──────── Given entries ────────

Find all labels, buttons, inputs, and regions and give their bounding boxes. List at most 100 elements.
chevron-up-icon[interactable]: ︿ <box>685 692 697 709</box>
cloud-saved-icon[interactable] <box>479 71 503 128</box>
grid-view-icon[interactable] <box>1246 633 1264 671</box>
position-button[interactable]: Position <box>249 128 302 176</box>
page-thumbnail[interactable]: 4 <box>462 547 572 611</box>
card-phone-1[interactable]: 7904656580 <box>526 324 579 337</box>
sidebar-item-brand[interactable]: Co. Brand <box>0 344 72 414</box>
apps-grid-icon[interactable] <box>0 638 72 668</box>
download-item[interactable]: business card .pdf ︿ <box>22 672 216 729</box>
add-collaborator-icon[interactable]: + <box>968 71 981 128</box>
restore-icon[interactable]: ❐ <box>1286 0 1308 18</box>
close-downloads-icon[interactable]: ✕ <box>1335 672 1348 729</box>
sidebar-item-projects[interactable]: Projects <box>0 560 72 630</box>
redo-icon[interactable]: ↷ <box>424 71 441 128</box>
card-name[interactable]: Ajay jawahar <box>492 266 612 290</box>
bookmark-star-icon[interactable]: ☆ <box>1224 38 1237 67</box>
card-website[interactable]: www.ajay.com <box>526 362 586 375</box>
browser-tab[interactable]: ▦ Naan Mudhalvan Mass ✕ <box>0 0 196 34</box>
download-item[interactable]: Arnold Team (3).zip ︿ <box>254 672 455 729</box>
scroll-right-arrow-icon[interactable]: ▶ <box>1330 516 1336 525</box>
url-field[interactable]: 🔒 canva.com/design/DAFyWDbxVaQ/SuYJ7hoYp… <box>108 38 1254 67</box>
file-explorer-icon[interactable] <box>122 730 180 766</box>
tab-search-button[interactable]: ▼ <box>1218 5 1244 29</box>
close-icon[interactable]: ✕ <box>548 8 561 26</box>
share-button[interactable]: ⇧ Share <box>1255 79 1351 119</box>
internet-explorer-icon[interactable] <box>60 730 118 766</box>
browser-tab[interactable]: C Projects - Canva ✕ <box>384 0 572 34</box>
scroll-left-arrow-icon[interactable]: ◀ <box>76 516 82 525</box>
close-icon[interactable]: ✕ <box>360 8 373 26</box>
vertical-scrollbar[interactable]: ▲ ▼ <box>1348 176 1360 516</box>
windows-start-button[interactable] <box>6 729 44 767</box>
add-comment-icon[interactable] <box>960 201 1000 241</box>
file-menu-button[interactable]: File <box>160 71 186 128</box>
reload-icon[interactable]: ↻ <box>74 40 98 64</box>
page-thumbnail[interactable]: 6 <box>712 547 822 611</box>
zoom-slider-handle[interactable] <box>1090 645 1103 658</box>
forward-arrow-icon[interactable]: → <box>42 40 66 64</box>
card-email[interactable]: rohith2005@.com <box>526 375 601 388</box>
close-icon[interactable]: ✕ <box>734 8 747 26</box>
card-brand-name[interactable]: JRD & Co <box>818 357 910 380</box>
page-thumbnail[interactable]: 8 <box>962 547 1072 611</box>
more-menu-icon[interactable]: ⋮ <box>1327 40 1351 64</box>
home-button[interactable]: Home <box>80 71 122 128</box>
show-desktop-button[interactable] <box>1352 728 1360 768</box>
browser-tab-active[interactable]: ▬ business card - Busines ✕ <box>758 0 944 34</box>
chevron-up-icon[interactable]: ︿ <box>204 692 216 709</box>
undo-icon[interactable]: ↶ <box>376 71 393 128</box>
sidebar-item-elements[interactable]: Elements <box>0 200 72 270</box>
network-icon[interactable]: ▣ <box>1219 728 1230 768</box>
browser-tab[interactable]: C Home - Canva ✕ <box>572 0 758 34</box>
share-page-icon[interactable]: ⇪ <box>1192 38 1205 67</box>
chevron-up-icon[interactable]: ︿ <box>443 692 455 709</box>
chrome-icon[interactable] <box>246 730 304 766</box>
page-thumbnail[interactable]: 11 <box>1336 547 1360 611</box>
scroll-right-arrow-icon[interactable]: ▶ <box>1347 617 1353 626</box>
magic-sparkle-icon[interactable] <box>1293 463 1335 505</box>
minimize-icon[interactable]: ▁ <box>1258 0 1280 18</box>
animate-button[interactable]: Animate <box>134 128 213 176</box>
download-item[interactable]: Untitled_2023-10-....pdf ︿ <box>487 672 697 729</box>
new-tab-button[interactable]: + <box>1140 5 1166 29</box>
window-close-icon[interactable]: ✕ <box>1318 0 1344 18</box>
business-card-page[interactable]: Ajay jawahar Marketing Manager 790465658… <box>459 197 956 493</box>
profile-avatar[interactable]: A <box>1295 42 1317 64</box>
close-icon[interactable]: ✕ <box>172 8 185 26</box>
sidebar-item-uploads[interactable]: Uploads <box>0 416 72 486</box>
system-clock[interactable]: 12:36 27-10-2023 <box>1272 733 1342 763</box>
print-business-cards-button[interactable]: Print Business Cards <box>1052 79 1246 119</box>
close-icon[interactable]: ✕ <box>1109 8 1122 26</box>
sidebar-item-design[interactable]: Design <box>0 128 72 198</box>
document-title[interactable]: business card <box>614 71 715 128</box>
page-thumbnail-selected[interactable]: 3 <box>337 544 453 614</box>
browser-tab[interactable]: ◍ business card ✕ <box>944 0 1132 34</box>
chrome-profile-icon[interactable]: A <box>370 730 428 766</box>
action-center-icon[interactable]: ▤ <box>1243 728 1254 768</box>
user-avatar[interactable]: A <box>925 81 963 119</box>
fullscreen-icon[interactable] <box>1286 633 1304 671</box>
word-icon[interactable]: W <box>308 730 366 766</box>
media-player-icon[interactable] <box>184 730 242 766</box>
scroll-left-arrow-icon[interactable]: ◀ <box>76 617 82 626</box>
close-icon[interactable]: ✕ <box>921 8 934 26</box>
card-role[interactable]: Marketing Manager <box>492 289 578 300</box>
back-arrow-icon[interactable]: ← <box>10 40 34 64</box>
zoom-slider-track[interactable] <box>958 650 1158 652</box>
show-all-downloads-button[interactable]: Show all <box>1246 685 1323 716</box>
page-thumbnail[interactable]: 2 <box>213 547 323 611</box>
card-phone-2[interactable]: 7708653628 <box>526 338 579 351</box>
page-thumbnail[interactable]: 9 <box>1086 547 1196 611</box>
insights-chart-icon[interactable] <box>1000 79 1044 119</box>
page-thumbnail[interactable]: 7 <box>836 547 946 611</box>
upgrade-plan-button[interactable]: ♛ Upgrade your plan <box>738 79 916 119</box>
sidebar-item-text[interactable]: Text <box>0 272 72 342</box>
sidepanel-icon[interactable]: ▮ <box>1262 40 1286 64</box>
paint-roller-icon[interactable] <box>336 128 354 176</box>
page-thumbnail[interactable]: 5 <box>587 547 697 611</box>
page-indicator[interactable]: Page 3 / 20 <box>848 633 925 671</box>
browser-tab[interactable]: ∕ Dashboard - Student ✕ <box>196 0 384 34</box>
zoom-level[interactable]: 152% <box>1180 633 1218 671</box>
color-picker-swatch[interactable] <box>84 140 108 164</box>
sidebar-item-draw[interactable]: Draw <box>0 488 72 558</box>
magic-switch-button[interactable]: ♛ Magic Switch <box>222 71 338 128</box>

────────

_Work to do_
Copy out each entry above again, word for word.

_Result_
Find all labels, buttons, inputs, and regions and give their bounding boxes. List at most 100 elements.
chevron-up-icon[interactable]: ︿ <box>685 692 697 709</box>
cloud-saved-icon[interactable] <box>479 71 503 128</box>
grid-view-icon[interactable] <box>1246 633 1264 671</box>
position-button[interactable]: Position <box>249 128 302 176</box>
page-thumbnail[interactable]: 4 <box>462 547 572 611</box>
card-phone-1[interactable]: 7904656580 <box>526 324 579 337</box>
sidebar-item-brand[interactable]: Co. Brand <box>0 344 72 414</box>
apps-grid-icon[interactable] <box>0 638 72 668</box>
download-item[interactable]: business card .pdf ︿ <box>22 672 216 729</box>
add-collaborator-icon[interactable]: + <box>968 71 981 128</box>
restore-icon[interactable]: ❐ <box>1286 0 1308 18</box>
close-downloads-icon[interactable]: ✕ <box>1335 672 1348 729</box>
sidebar-item-projects[interactable]: Projects <box>0 560 72 630</box>
redo-icon[interactable]: ↷ <box>424 71 441 128</box>
card-name[interactable]: Ajay jawahar <box>492 266 612 290</box>
bookmark-star-icon[interactable]: ☆ <box>1224 38 1237 67</box>
card-website[interactable]: www.ajay.com <box>526 362 586 375</box>
browser-tab[interactable]: ▦ Naan Mudhalvan Mass ✕ <box>0 0 196 34</box>
download-item[interactable]: Arnold Team (3).zip ︿ <box>254 672 455 729</box>
scroll-right-arrow-icon[interactable]: ▶ <box>1330 516 1336 525</box>
url-field[interactable]: 🔒 canva.com/design/DAFyWDbxVaQ/SuYJ7hoYp… <box>108 38 1254 67</box>
file-explorer-icon[interactable] <box>122 730 180 766</box>
tab-search-button[interactable]: ▼ <box>1218 5 1244 29</box>
close-icon[interactable]: ✕ <box>548 8 561 26</box>
share-button[interactable]: ⇧ Share <box>1255 79 1351 119</box>
internet-explorer-icon[interactable] <box>60 730 118 766</box>
browser-tab[interactable]: C Projects - Canva ✕ <box>384 0 572 34</box>
scroll-left-arrow-icon[interactable]: ◀ <box>76 516 82 525</box>
close-icon[interactable]: ✕ <box>360 8 373 26</box>
vertical-scrollbar[interactable]: ▲ ▼ <box>1348 176 1360 516</box>
windows-start-button[interactable] <box>6 729 44 767</box>
add-comment-icon[interactable] <box>960 201 1000 241</box>
file-menu-button[interactable]: File <box>160 71 186 128</box>
reload-icon[interactable]: ↻ <box>74 40 98 64</box>
page-thumbnail[interactable]: 6 <box>712 547 822 611</box>
zoom-slider-handle[interactable] <box>1090 645 1103 658</box>
forward-arrow-icon[interactable]: → <box>42 40 66 64</box>
card-email[interactable]: rohith2005@.com <box>526 375 601 388</box>
close-icon[interactable]: ✕ <box>734 8 747 26</box>
card-brand-name[interactable]: JRD & Co <box>818 357 910 380</box>
page-thumbnail[interactable]: 8 <box>962 547 1072 611</box>
more-menu-icon[interactable]: ⋮ <box>1327 40 1351 64</box>
home-button[interactable]: Home <box>80 71 122 128</box>
show-desktop-button[interactable] <box>1352 728 1360 768</box>
browser-tab-active[interactable]: ▬ business card - Busines ✕ <box>758 0 944 34</box>
chevron-up-icon[interactable]: ︿ <box>204 692 216 709</box>
undo-icon[interactable]: ↶ <box>376 71 393 128</box>
sidebar-item-elements[interactable]: Elements <box>0 200 72 270</box>
network-icon[interactable]: ▣ <box>1219 728 1230 768</box>
browser-tab[interactable]: C Home - Canva ✕ <box>572 0 758 34</box>
share-page-icon[interactable]: ⇪ <box>1192 38 1205 67</box>
chevron-up-icon[interactable]: ︿ <box>443 692 455 709</box>
chrome-icon[interactable] <box>246 730 304 766</box>
page-thumbnail[interactable]: 11 <box>1336 547 1360 611</box>
scroll-right-arrow-icon[interactable]: ▶ <box>1347 617 1353 626</box>
magic-sparkle-icon[interactable] <box>1293 463 1335 505</box>
minimize-icon[interactable]: ▁ <box>1258 0 1280 18</box>
animate-button[interactable]: Animate <box>134 128 213 176</box>
download-item[interactable]: Untitled_2023-10-....pdf ︿ <box>487 672 697 729</box>
new-tab-button[interactable]: + <box>1140 5 1166 29</box>
window-close-icon[interactable]: ✕ <box>1318 0 1344 18</box>
business-card-page[interactable]: Ajay jawahar Marketing Manager 790465658… <box>459 197 956 493</box>
profile-avatar[interactable]: A <box>1295 42 1317 64</box>
close-icon[interactable]: ✕ <box>172 8 185 26</box>
sidebar-item-uploads[interactable]: Uploads <box>0 416 72 486</box>
system-clock[interactable]: 12:36 27-10-2023 <box>1272 733 1342 763</box>
print-business-cards-button[interactable]: Print Business Cards <box>1052 79 1246 119</box>
close-icon[interactable]: ✕ <box>1109 8 1122 26</box>
sidebar-item-design[interactable]: Design <box>0 128 72 198</box>
document-title[interactable]: business card <box>614 71 715 128</box>
page-thumbnail-selected[interactable]: 3 <box>337 544 453 614</box>
browser-tab[interactable]: ◍ business card ✕ <box>944 0 1132 34</box>
chrome-profile-icon[interactable]: A <box>370 730 428 766</box>
action-center-icon[interactable]: ▤ <box>1243 728 1254 768</box>
user-avatar[interactable]: A <box>925 81 963 119</box>
fullscreen-icon[interactable] <box>1286 633 1304 671</box>
word-icon[interactable]: W <box>308 730 366 766</box>
media-player-icon[interactable] <box>184 730 242 766</box>
scroll-left-arrow-icon[interactable]: ◀ <box>76 617 82 626</box>
close-icon[interactable]: ✕ <box>921 8 934 26</box>
card-role[interactable]: Marketing Manager <box>492 289 578 300</box>
back-arrow-icon[interactable]: ← <box>10 40 34 64</box>
zoom-slider-track[interactable] <box>958 650 1158 652</box>
show-all-downloads-button[interactable]: Show all <box>1246 685 1323 716</box>
page-thumbnail[interactable]: 2 <box>213 547 323 611</box>
card-phone-2[interactable]: 7708653628 <box>526 338 579 351</box>
page-thumbnail[interactable]: 9 <box>1086 547 1196 611</box>
insights-chart-icon[interactable] <box>1000 79 1044 119</box>
page-thumbnail[interactable]: 7 <box>836 547 946 611</box>
upgrade-plan-button[interactable]: ♛ Upgrade your plan <box>738 79 916 119</box>
sidebar-item-text[interactable]: Text <box>0 272 72 342</box>
sidepanel-icon[interactable]: ▮ <box>1262 40 1286 64</box>
paint-roller-icon[interactable] <box>336 128 354 176</box>
page-thumbnail[interactable]: 5 <box>587 547 697 611</box>
page-indicator[interactable]: Page 3 / 20 <box>848 633 925 671</box>
browser-tab[interactable]: ∕ Dashboard - Student ✕ <box>196 0 384 34</box>
zoom-level[interactable]: 152% <box>1180 633 1218 671</box>
color-picker-swatch[interactable] <box>84 140 108 164</box>
sidebar-item-draw[interactable]: Draw <box>0 488 72 558</box>
magic-switch-button[interactable]: ♛ Magic Switch <box>222 71 338 128</box>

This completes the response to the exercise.